Every line that includes the word "legend" is to be listed.

-- start DATASET CONTENT --

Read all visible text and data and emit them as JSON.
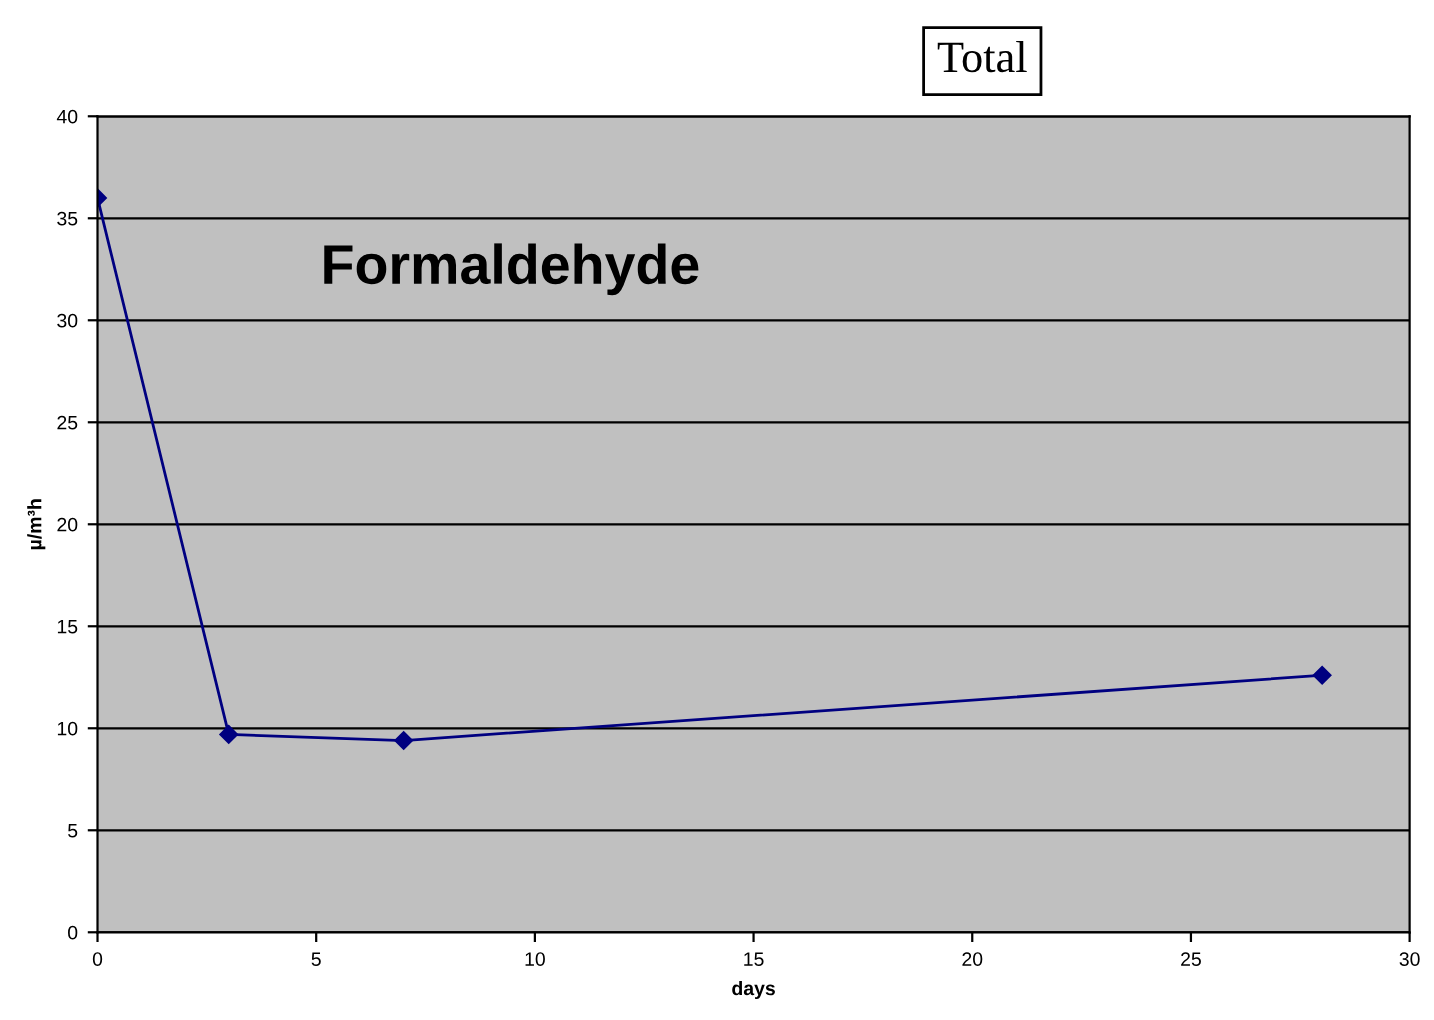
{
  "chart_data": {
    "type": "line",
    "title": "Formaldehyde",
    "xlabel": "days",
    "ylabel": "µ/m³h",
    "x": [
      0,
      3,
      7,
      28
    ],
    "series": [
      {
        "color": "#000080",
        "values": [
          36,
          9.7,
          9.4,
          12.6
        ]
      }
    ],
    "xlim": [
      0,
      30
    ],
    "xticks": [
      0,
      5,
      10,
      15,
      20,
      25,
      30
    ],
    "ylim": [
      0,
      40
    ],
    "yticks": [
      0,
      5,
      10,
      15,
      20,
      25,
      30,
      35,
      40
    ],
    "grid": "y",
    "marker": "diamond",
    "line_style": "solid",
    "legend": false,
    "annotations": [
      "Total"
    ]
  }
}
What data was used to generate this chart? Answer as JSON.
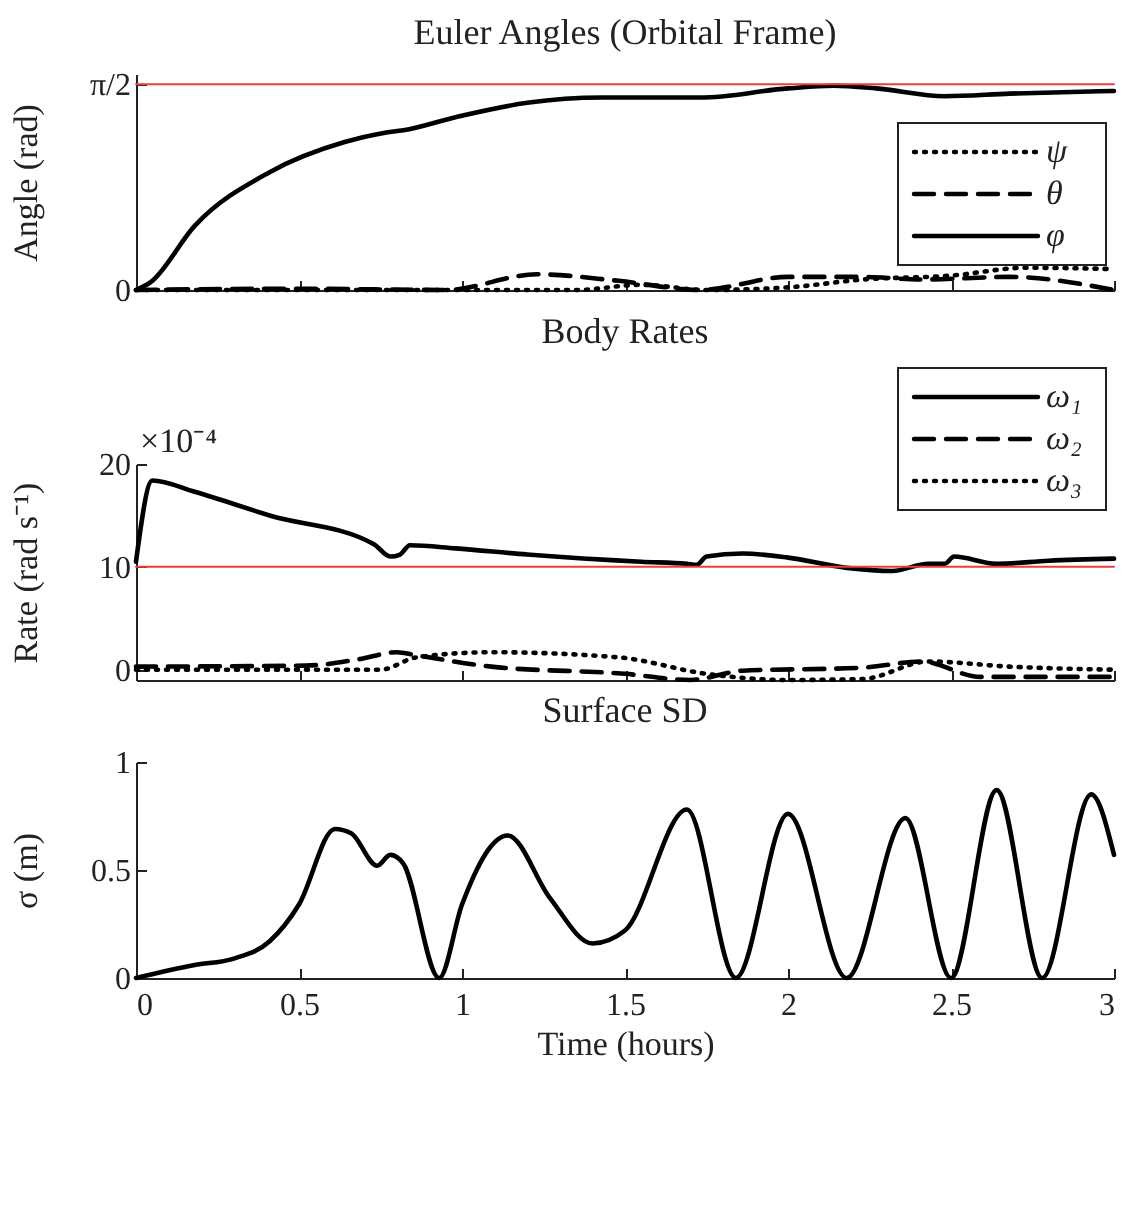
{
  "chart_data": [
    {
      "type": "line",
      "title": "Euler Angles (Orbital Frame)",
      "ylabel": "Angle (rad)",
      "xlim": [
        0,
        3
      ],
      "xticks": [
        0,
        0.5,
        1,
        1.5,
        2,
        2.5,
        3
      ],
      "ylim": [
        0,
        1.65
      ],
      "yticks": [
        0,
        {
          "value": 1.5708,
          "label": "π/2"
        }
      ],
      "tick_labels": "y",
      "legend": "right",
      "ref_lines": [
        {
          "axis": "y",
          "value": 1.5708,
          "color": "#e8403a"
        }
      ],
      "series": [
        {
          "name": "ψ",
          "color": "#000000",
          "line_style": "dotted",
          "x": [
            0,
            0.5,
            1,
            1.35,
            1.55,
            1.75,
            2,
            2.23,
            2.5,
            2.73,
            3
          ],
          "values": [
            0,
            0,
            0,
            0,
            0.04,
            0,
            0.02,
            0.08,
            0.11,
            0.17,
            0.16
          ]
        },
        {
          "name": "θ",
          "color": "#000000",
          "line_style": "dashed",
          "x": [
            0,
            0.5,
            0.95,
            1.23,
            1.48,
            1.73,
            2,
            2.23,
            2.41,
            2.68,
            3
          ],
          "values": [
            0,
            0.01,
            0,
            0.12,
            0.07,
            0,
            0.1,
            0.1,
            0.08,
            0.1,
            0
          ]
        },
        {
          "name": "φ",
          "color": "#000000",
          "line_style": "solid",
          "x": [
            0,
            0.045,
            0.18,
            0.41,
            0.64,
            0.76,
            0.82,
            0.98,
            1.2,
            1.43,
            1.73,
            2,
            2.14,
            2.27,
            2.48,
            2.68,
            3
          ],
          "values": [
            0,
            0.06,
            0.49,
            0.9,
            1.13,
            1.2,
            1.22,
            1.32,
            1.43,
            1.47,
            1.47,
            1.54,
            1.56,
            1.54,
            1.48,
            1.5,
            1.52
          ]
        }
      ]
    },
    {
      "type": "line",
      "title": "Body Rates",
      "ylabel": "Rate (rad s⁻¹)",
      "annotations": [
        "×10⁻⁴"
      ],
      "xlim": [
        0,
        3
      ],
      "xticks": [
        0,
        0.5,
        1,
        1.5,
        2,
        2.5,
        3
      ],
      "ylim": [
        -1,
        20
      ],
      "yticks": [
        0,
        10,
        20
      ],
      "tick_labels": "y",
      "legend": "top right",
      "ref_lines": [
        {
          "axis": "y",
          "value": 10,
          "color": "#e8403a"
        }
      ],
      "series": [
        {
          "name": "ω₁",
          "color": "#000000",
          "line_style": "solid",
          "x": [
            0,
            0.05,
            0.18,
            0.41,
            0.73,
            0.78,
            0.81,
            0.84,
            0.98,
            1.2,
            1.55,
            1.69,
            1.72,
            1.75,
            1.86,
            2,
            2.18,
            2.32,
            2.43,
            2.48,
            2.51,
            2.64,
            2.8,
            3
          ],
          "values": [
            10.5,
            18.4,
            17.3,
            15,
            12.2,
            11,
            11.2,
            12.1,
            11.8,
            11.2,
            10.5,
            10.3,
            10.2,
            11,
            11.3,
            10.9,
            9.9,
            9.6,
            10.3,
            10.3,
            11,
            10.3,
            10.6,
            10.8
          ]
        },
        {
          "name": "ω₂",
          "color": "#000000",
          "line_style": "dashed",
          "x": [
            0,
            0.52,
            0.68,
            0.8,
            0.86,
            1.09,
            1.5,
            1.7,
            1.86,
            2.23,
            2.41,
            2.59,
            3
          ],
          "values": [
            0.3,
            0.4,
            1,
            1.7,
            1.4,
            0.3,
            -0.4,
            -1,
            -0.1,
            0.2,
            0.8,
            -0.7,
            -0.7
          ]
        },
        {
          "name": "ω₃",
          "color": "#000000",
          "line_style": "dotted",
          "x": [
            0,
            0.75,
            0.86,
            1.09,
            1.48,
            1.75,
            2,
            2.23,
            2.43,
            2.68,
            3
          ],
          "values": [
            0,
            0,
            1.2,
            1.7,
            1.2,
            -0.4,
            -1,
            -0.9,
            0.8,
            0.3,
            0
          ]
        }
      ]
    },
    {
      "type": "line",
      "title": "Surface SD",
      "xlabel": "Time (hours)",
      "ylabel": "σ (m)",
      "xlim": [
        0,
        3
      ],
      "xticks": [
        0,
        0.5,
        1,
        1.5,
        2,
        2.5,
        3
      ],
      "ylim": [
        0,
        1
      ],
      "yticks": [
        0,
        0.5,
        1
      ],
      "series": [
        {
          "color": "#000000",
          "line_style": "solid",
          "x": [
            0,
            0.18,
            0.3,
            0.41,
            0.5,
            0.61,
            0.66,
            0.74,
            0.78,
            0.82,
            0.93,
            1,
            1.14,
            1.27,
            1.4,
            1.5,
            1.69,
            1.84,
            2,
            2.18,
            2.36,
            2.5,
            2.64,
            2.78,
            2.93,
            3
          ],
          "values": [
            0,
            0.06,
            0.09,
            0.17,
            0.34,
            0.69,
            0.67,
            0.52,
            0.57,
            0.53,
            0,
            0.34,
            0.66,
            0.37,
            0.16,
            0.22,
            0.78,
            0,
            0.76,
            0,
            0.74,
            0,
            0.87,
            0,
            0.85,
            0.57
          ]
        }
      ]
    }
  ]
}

-- end DATASET CONTENT --

**SOLUTION FOR THIS PROBLEM**:
    "legend": false,
      "legend": "right",
      "legend": "top right",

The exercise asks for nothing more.